Dataset records
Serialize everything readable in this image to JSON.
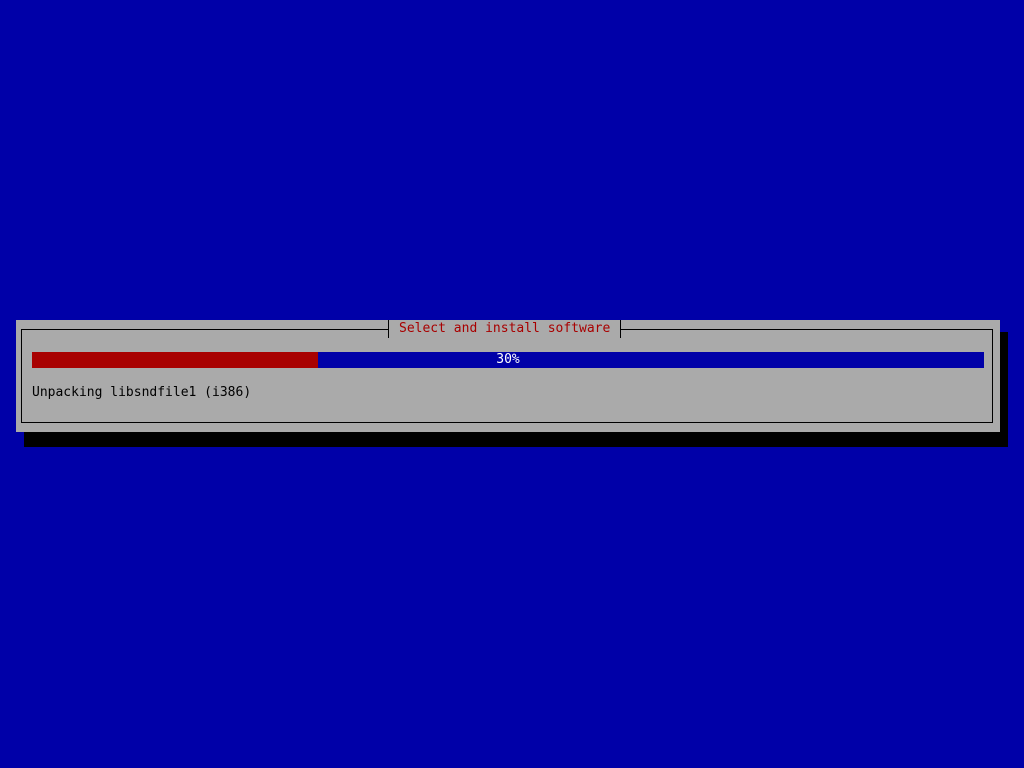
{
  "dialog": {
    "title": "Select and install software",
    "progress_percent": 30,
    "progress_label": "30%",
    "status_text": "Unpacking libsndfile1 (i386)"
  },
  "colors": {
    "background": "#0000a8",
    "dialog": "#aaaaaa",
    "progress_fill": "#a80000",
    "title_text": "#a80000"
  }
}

* [Directive]:
Reproduce the material above in full, exactly, with no images.

* [Result]:
Serialize everything readable in this image to JSON.
{
  "dialog": {
    "title": "Select and install software",
    "progress_percent": 30,
    "progress_label": "30%",
    "status_text": "Unpacking libsndfile1 (i386)"
  },
  "colors": {
    "background": "#0000a8",
    "dialog": "#aaaaaa",
    "progress_fill": "#a80000",
    "title_text": "#a80000"
  }
}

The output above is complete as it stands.